--- START OF SOURCE PASSAGE ---

Modern payments under pressure: the technologies that hold up
By Nina Papazyan, Chief Product Officer, Clear Junction
In payments, adoption is easy to announce. Operating safely at volume is harder. The difference is evidence, exception handling, and accountability that stands up months later.
Institutions are under pressure to move money faster and across more markets, while remaining accountable for every transaction they process. That pressure is most visible in cross-border payments, where liquidity is required outside banking hours, settlement spans multiple rails and screening decisions must be made as transactions flow rather than reviewed later.
When a treasury team needs liquidity on a Sunday, an ops team is clearing exceptions at scale, and a compliance function needs an audit trail that still makes sense six months later, technology choices stop being theoretical.
The demand is familiar. What has changed is the expectation that emerging technologies can close these gaps quickly, even when operating models still depend on clear evidence, escalation paths, and accountable decision-making.
Some technologies reduce operational friction in settlement, liquidity, and control. Others create new reconciliation and oversight burdens as volumes grow. The practical test is whether they integrate cleanly into account structures and produce a defensible record of what happened, when, and why.

--- END OF SOURCE PASSAGE ---
--- START OF DATA EXTRACT ---

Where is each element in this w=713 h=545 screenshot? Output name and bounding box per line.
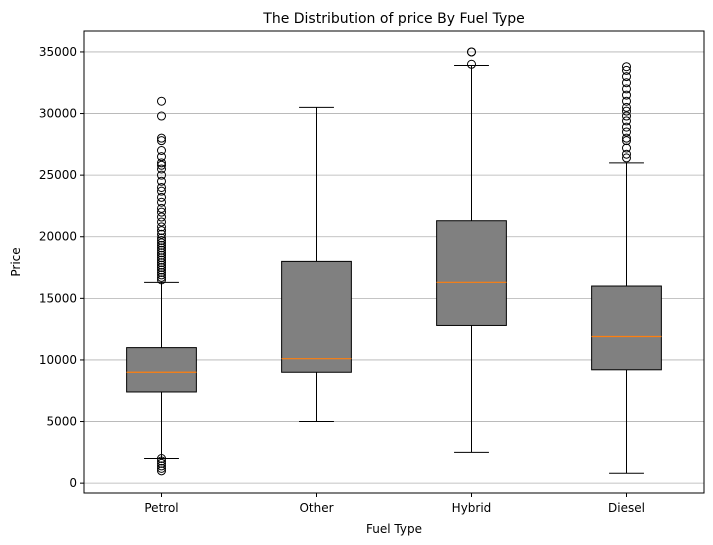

--- END OF DATA EXTRACT ---

• **WHAT IS ASKED**
Carry on the article about payment technologies under operational pressure, picking up after its last paragraph. The data play no part in what follows.

• **FINAL RESULT**
Technologies hold up in payments when they:
- Preserve finality and evidence through each step of the flow
- Scale exception handling without rebuilding the process around manual repair
- Keep controls inside the operating model, so screening, reconciliation and reporting stay aligned
What’s working, and what struggles to translate
Real-time payment rails are well established domestically, improving funds availability and visibility. The limitations become clearer when these rails extend across borders. Differences in settlement timing, operating hours and scheme rules create coordination challenges that speed alone does not resolve.
Credit arrives later than expected, balances sit in transit while confirmation is pending, and exception queues build up that teams have to clear manually.
The differentiator is orchestration: time-zone aware cut-offs, consistent reference data, and event-level status that finance and compliance teams can replay later.
Addressing these issues depends on how rails interact, how settlement and screening events are recorded, and how payments are reconciled when flows do not complete cleanly. Institutions that invest here focus less on throughput and more on finality, evidencing and control.
Stablecoins are gaining traction in specific treasury and settlement workflows where out-of-hours liquidity and confirmation timing create real cost.
Tokenisation is showing value where it removes operational breaks in treasury and settlement workflows. Sequencing improves, status becomes clearer, and fewer handoffs require teams to reconcile activity after the fact.
By contrast, technologies that sit outside core account operations create exposure as activity grows. Where compliance checks occur at the wallet level or after funds have already been received, teams end up reconciling the same flow across multiple systems. Screening outcomes, balances and settlement records are no longer visible in one place, which slows audit review and increases exception handling.
Institutions continue to rely on technologies that reduce operational breaks and make it clear how a payment moved from initiation through to settlement.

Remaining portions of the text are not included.